**What to produce**. Copy each line of the records that holds the string "Strokes".

**Materials provided**.
▬▬▬▬▬▬
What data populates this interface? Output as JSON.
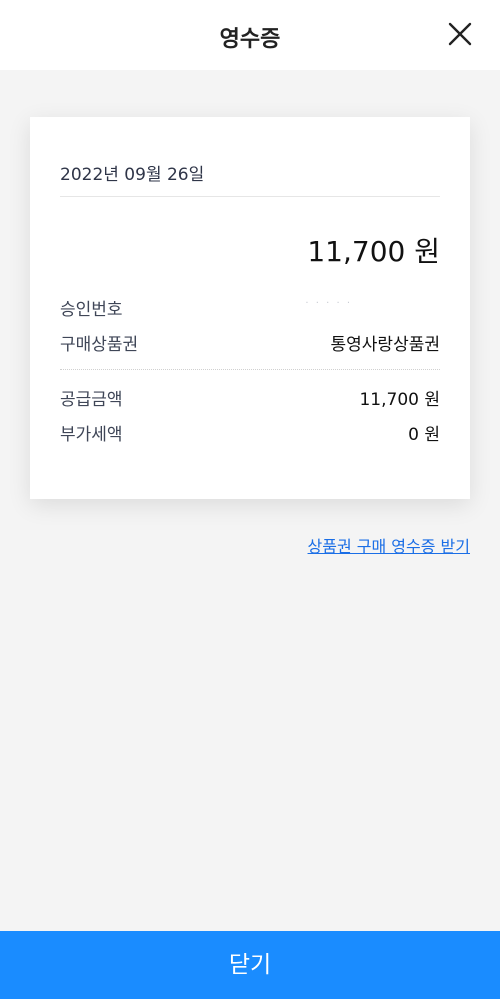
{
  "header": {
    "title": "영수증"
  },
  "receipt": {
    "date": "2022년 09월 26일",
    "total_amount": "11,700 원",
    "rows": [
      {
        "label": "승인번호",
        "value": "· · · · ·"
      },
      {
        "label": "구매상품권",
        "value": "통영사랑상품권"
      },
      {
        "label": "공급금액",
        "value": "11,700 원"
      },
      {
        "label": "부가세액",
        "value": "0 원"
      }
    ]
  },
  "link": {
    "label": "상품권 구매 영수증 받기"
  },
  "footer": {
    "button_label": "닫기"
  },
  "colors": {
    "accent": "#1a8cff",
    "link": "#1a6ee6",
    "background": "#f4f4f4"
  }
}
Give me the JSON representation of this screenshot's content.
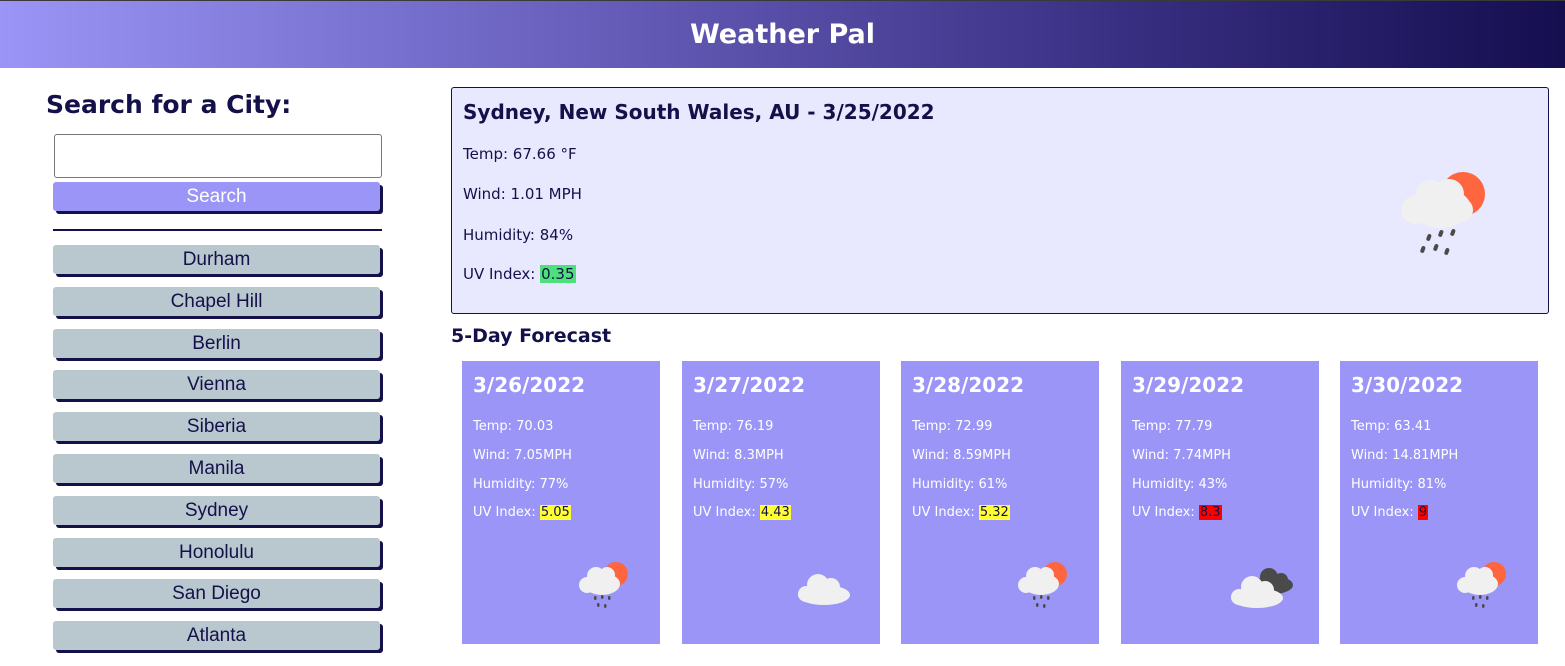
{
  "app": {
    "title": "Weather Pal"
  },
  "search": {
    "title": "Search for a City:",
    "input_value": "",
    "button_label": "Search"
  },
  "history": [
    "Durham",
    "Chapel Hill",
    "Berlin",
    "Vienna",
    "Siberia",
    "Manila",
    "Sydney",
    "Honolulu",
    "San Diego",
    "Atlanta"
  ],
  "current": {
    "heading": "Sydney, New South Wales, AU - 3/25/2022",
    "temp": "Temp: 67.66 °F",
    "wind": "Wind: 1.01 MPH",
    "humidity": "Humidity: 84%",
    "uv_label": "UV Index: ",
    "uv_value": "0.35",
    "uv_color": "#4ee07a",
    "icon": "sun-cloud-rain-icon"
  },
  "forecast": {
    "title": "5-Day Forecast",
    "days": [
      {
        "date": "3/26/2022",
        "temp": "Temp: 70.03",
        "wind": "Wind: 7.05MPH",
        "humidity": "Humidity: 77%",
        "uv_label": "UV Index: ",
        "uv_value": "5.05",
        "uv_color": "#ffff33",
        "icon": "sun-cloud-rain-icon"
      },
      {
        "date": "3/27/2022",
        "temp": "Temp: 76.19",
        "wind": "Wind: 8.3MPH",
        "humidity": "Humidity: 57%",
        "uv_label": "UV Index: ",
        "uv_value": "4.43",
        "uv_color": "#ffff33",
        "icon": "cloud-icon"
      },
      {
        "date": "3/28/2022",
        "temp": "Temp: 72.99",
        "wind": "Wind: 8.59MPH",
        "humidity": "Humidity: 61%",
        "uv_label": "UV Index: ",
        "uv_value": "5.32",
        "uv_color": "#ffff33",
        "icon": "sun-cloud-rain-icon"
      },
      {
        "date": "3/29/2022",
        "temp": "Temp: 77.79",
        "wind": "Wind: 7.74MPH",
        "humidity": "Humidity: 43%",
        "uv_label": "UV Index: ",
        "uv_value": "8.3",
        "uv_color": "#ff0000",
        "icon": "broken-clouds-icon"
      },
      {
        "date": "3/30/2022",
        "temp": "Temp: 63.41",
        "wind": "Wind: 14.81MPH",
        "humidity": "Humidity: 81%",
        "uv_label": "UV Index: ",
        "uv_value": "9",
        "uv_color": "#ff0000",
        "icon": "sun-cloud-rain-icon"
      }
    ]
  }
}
▬▬▬▬▬▬
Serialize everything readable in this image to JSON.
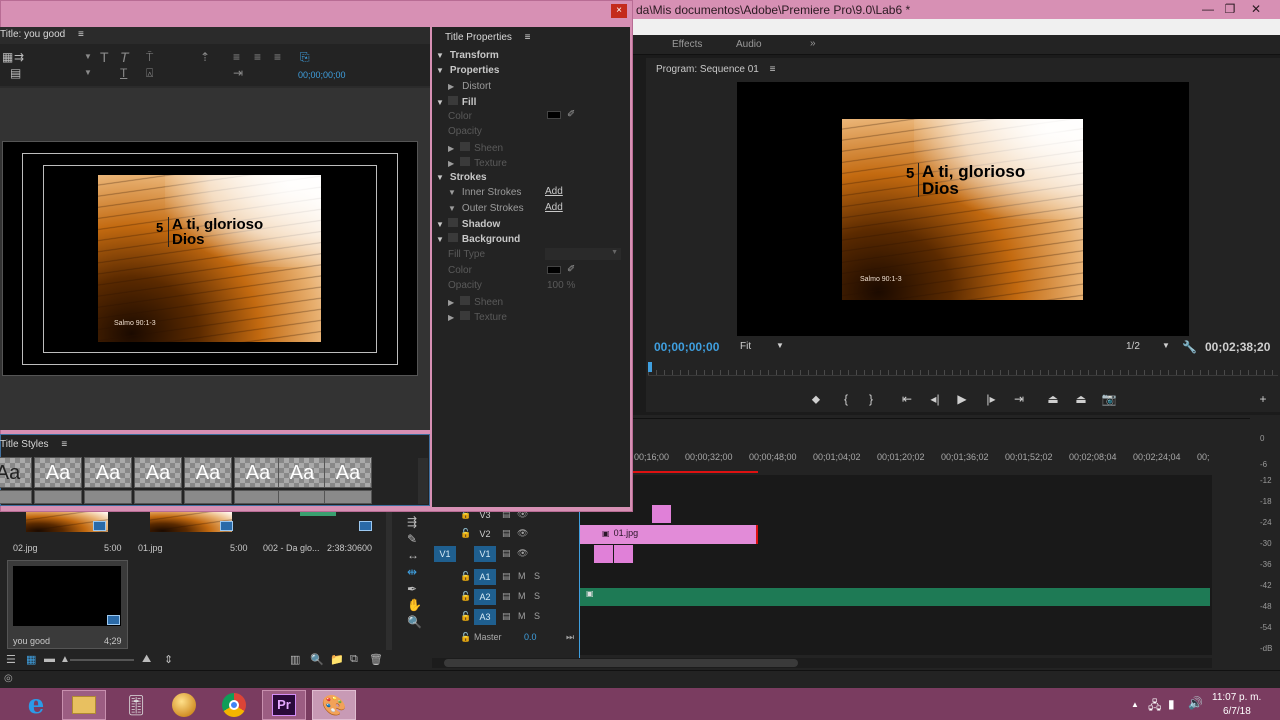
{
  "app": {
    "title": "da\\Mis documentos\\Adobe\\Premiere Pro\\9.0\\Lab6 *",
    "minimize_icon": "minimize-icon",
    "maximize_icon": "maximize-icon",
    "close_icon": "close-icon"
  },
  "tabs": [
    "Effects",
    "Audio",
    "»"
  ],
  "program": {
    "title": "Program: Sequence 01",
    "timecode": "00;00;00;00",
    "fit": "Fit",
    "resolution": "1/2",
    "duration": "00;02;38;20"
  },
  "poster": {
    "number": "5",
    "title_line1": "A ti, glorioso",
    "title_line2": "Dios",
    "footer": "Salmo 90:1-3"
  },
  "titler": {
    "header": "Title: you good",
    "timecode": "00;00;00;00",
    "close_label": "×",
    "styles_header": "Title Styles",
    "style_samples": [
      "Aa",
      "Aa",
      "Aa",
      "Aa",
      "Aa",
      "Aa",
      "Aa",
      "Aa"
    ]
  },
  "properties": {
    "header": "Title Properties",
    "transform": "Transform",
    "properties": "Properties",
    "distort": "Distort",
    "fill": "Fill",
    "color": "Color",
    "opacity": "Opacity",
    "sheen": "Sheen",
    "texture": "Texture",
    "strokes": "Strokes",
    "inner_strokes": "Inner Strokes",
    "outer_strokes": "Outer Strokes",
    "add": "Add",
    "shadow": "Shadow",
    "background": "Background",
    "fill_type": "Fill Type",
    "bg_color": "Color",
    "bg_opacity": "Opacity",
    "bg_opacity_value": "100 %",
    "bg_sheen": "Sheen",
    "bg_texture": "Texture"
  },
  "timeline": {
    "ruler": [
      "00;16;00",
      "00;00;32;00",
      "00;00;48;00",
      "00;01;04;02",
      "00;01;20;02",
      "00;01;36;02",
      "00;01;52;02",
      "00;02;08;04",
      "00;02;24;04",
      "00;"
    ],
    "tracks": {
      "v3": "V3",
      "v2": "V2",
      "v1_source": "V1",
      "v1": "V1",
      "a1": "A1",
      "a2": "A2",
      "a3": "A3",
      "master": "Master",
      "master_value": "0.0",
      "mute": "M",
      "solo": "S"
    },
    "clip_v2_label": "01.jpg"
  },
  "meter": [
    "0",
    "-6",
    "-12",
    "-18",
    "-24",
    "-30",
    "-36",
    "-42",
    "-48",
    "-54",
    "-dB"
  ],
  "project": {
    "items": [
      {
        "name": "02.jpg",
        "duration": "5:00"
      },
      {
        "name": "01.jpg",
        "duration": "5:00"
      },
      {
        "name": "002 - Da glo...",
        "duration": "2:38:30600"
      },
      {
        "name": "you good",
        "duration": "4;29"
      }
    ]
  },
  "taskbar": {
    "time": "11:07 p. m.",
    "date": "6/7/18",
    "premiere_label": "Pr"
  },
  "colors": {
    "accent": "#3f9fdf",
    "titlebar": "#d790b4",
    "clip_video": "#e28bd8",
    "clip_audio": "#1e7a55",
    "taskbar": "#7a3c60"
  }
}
▬▬▬▬▬▬
**Task solution**.
    "strokes": "Strokes",
    "inner_strokes": "Inner Strokes",
    "outer_strokes": "Outer Strokes",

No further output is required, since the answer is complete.